§ What to produce
Copy out the listing that follows exactly, dropping every picture.

§ Source data
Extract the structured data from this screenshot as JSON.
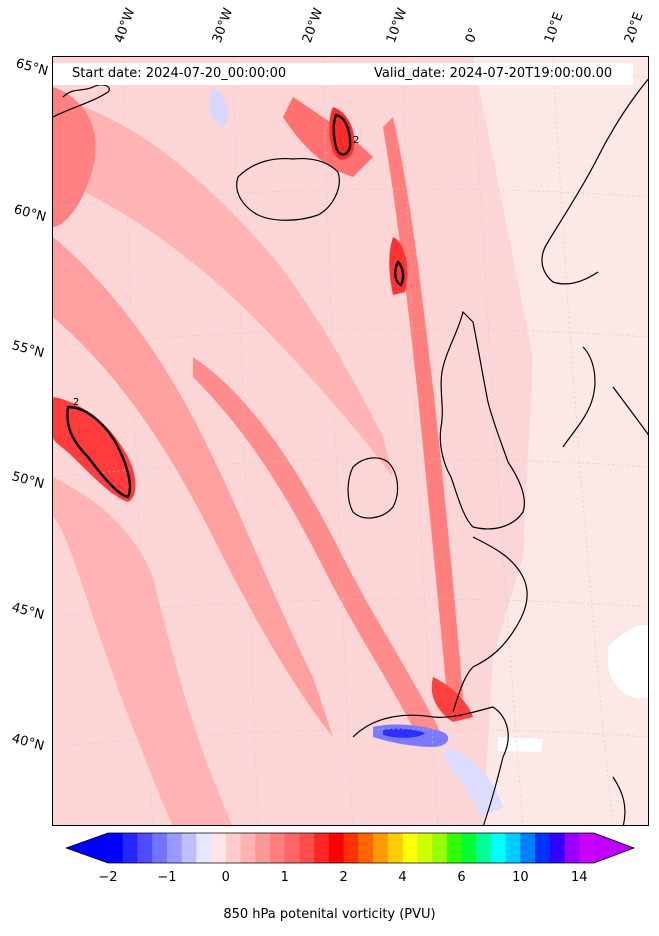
{
  "header": {
    "start_date": "Start date: 2024-07-20_00:00:00",
    "valid_date": "Valid_date: 2024-07-20T19:00:00.00"
  },
  "map": {
    "lat_labels": [
      "65°N",
      "60°N",
      "55°N",
      "50°N",
      "45°N",
      "40°N"
    ],
    "lon_labels": [
      "40°W",
      "30°W",
      "20°W",
      "10°W",
      "0°",
      "10°E",
      "20°E"
    ],
    "contour_label": "2",
    "features": [
      "iceland",
      "british-isles",
      "norway",
      "iberia",
      "france",
      "greenland-coast"
    ]
  },
  "colorbar": {
    "label": "850 hPa potenital vorticity (PVU)",
    "ticks": [
      "−2",
      "−1",
      "0",
      "1",
      "2",
      "4",
      "6",
      "10",
      "14"
    ],
    "colors": [
      "#0000ff",
      "#2626ff",
      "#4d4dff",
      "#7373ff",
      "#9999ff",
      "#bfbfff",
      "#e6e6ff",
      "#ffe6e6",
      "#ffcccc",
      "#ffb3b3",
      "#ff9999",
      "#ff7f7f",
      "#ff6666",
      "#ff4d4d",
      "#ff2626",
      "#ff0000",
      "#ff3300",
      "#ff6600",
      "#ff9900",
      "#ffcc00",
      "#ffff00",
      "#ccff00",
      "#99ff00",
      "#33ff00",
      "#00ff33",
      "#00ff99",
      "#00ffff",
      "#00ccff",
      "#0080ff",
      "#0033ff",
      "#3300ff",
      "#9900ff",
      "#cc00ff"
    ],
    "under_color": "#0000ff",
    "over_color": "#bf00ff"
  }
}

§ Output for this exercise
Extract the structured data from this screenshot as JSON.
{
  "header": {
    "start_date": "Start date: 2024-07-20_00:00:00",
    "valid_date": "Valid_date: 2024-07-20T19:00:00.00"
  },
  "map": {
    "lat_labels": [
      "65°N",
      "60°N",
      "55°N",
      "50°N",
      "45°N",
      "40°N"
    ],
    "lon_labels": [
      "40°W",
      "30°W",
      "20°W",
      "10°W",
      "0°",
      "10°E",
      "20°E"
    ],
    "contour_label": "2",
    "features": [
      "iceland",
      "british-isles",
      "norway",
      "iberia",
      "france",
      "greenland-coast"
    ]
  },
  "colorbar": {
    "label": "850 hPa potenital vorticity (PVU)",
    "ticks": [
      "−2",
      "−1",
      "0",
      "1",
      "2",
      "4",
      "6",
      "10",
      "14"
    ],
    "colors": [
      "#0000ff",
      "#2626ff",
      "#4d4dff",
      "#7373ff",
      "#9999ff",
      "#bfbfff",
      "#e6e6ff",
      "#ffe6e6",
      "#ffcccc",
      "#ffb3b3",
      "#ff9999",
      "#ff7f7f",
      "#ff6666",
      "#ff4d4d",
      "#ff2626",
      "#ff0000",
      "#ff3300",
      "#ff6600",
      "#ff9900",
      "#ffcc00",
      "#ffff00",
      "#ccff00",
      "#99ff00",
      "#33ff00",
      "#00ff33",
      "#00ff99",
      "#00ffff",
      "#00ccff",
      "#0080ff",
      "#0033ff",
      "#3300ff",
      "#9900ff",
      "#cc00ff"
    ],
    "under_color": "#0000ff",
    "over_color": "#bf00ff"
  }
}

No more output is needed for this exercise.